Task to carry out>
Repeat all entries exactly.

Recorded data
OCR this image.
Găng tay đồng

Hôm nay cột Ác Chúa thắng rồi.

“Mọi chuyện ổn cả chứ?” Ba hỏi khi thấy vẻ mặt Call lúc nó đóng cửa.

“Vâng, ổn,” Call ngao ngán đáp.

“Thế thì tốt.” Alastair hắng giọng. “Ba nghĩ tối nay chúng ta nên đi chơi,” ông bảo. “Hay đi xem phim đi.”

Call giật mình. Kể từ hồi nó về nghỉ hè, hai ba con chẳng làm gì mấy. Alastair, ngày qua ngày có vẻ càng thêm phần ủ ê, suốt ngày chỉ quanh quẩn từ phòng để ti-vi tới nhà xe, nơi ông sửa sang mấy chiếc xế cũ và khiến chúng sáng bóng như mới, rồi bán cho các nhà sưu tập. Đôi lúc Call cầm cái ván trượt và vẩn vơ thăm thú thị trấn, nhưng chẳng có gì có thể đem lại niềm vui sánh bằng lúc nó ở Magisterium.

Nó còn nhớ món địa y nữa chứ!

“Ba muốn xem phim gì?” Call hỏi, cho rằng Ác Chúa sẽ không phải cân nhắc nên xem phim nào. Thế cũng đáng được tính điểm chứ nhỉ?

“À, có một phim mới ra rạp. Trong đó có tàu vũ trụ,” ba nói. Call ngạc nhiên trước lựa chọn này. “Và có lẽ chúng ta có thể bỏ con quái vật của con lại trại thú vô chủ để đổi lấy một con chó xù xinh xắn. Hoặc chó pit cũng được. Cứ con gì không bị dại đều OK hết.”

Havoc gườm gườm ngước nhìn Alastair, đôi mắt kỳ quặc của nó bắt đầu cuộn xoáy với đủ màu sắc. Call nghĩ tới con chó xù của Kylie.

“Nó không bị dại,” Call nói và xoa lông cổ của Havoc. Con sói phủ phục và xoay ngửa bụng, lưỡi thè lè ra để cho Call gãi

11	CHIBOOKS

The response>
OCR this image.
Găng tay đồng

Hôm nay cột Ác Chúa thắng rồi.

“Mọi chuyện ổn cả chứ?” Ba hỏi khi thấy vẻ mặt Call lúc nó đóng cửa.

“Vâng, ổn,” Call ngao ngán đáp.

“Thế thì tốt.” Alastair hắng giọng. “Ba nghĩ tối nay chúng ta nên đi chơi,” ông bảo. “Hay đi xem phim đi.”

Call giật mình. Kể từ hồi nó về nghỉ hè, hai ba con chẳng làm gì mấy. Alastair, ngày qua ngày có vẻ càng thêm phần ủ ê, suốt ngày chỉ quanh quẩn từ phòng để ti-vi tới nhà xe, nơi ông sửa sang mấy chiếc xế cũ và khiến chúng sáng bóng như mới, rồi bán cho các nhà sưu tập. Đôi lúc Call cầm cái ván trượt và vẩn vơ thăm thú thị trấn, nhưng chẳng có gì có thể đem lại niềm vui sánh bằng lúc nó ở Magisterium.

Nó còn nhớ món địa y nữa chứ!

“Ba muốn xem phim gì?” Call hỏi, cho rằng Ác Chúa sẽ không phải cân nhắc nên xem phim nào. Thế cũng đáng được tính điểm chứ nhỉ?

“À, có một phim mới ra rạp. Trong đó có tàu vũ trụ,” ba nói. Call ngạc nhiên trước lựa chọn này. “Và có lẽ chúng ta có thể bỏ con quái vật của con lại trại thú vô chủ để đổi lấy một con chó xù xinh xắn. Hoặc chó pit cũng được. Cứ con gì không bị dại đều OK hết.”

Havoc gườm gườm ngước nhìn Alastair, đôi mắt kỳ quặc của nó bắt đầu cuộn xoáy với đủ màu sắc. Call nghĩ tới con chó xù của Kylie.

“Nó không bị dại,” Call nói và xoa lông cổ của Havoc. Con sói phủ phục và xoay ngửa bụng, lưỡi thè lè ra để cho Call gãi

11	CHIBOOKS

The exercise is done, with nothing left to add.